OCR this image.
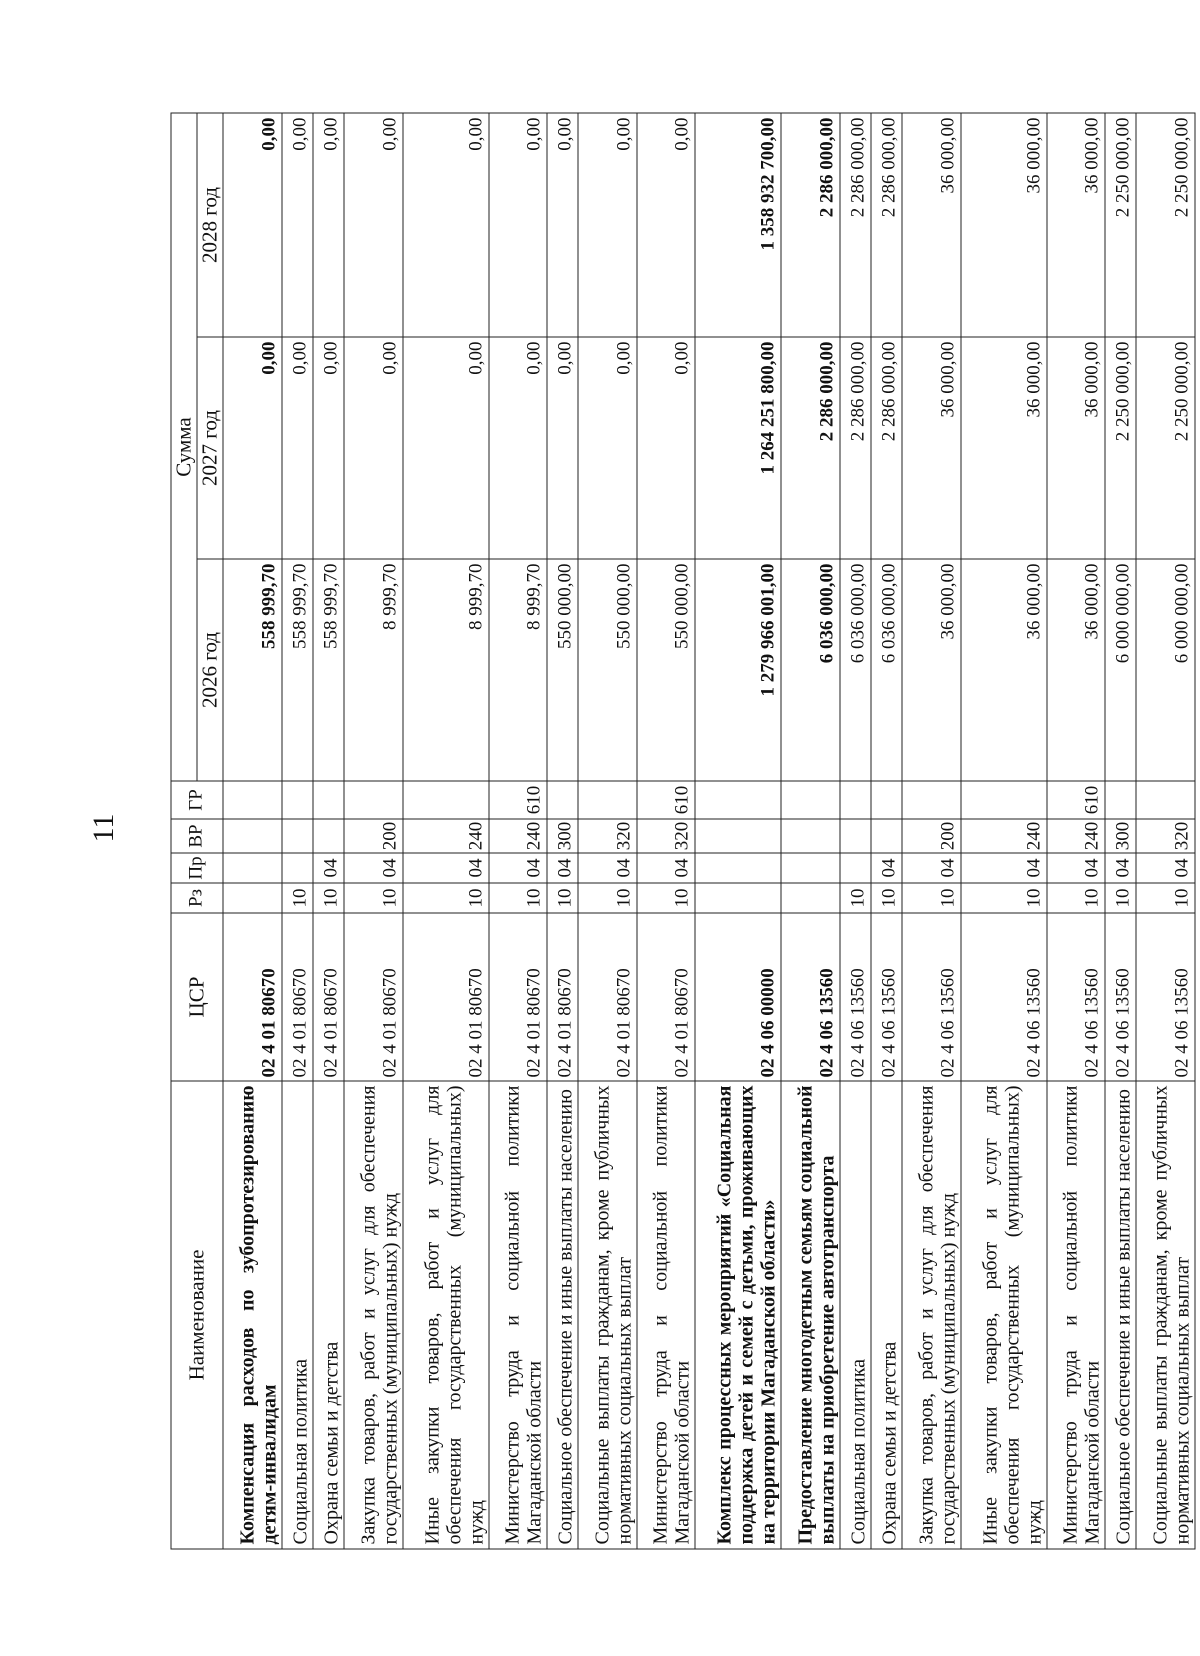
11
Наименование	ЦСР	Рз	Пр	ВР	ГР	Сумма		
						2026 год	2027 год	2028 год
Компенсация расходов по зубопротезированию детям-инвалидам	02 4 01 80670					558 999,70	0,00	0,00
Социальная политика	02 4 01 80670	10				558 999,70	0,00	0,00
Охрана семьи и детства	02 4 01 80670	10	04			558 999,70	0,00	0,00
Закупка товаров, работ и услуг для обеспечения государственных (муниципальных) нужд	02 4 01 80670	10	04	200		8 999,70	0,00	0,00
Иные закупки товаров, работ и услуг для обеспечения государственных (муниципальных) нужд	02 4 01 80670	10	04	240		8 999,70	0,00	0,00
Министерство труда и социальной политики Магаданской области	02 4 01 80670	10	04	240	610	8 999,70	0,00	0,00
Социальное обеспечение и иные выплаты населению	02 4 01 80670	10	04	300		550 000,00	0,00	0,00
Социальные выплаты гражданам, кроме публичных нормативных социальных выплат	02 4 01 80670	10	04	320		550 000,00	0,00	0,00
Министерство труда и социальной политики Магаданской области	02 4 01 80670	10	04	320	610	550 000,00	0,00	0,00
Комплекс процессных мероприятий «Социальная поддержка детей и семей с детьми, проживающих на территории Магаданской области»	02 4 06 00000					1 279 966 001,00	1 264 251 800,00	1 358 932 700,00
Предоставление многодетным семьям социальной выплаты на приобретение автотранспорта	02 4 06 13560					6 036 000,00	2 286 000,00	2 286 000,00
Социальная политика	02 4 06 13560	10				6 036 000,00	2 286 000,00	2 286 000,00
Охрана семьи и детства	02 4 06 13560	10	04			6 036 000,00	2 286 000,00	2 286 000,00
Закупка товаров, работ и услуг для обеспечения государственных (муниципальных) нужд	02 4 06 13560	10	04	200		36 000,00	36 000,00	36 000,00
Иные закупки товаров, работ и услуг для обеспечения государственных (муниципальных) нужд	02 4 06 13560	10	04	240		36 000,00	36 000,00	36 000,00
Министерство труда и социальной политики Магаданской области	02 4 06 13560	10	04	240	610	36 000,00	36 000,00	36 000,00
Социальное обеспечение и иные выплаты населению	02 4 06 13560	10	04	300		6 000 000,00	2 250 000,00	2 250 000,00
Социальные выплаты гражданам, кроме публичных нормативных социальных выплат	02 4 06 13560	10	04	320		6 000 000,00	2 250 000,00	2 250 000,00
····················
**SHORT PROBLEM:** Reproduce the material above in full and without alteration, but skip all pictures.

**THE RESULT:**
OCR this image.
11
Наименование	ЦСР	Рз	Пр	ВР	ГР	Сумма		
						2026 год	2027 год	2028 год
Компенсация расходов по зубопротезированию детям-инвалидам	02 4 01 80670					558 999,70	0,00	0,00
Социальная политика	02 4 01 80670	10				558 999,70	0,00	0,00
Охрана семьи и детства	02 4 01 80670	10	04			558 999,70	0,00	0,00
Закупка товаров, работ и услуг для обеспечения государственных (муниципальных) нужд	02 4 01 80670	10	04	200		8 999,70	0,00	0,00
Иные закупки товаров, работ и услуг для обеспечения государственных (муниципальных) нужд	02 4 01 80670	10	04	240		8 999,70	0,00	0,00
Министерство труда и социальной политики Магаданской области	02 4 01 80670	10	04	240	610	8 999,70	0,00	0,00
Социальное обеспечение и иные выплаты населению	02 4 01 80670	10	04	300		550 000,00	0,00	0,00
Социальные выплаты гражданам, кроме публичных нормативных социальных выплат	02 4 01 80670	10	04	320		550 000,00	0,00	0,00
Министерство труда и социальной политики Магаданской области	02 4 01 80670	10	04	320	610	550 000,00	0,00	0,00
Комплекс процессных мероприятий «Социальная поддержка детей и семей с детьми, проживающих на территории Магаданской области»	02 4 06 00000					1 279 966 001,00	1 264 251 800,00	1 358 932 700,00
Предоставление многодетным семьям социальной выплаты на приобретение автотранспорта	02 4 06 13560					6 036 000,00	2 286 000,00	2 286 000,00
Социальная политика	02 4 06 13560	10				6 036 000,00	2 286 000,00	2 286 000,00
Охрана семьи и детства	02 4 06 13560	10	04			6 036 000,00	2 286 000,00	2 286 000,00
Закупка товаров, работ и услуг для обеспечения государственных (муниципальных) нужд	02 4 06 13560	10	04	200		36 000,00	36 000,00	36 000,00
Иные закупки товаров, работ и услуг для обеспечения государственных (муниципальных) нужд	02 4 06 13560	10	04	240		36 000,00	36 000,00	36 000,00
Министерство труда и социальной политики Магаданской области	02 4 06 13560	10	04	240	610	36 000,00	36 000,00	36 000,00
Социальное обеспечение и иные выплаты населению	02 4 06 13560	10	04	300		6 000 000,00	2 250 000,00	2 250 000,00
Социальные выплаты гражданам, кроме публичных нормативных социальных выплат	02 4 06 13560	10	04	320		6 000 000,00	2 250 000,00	2 250 000,00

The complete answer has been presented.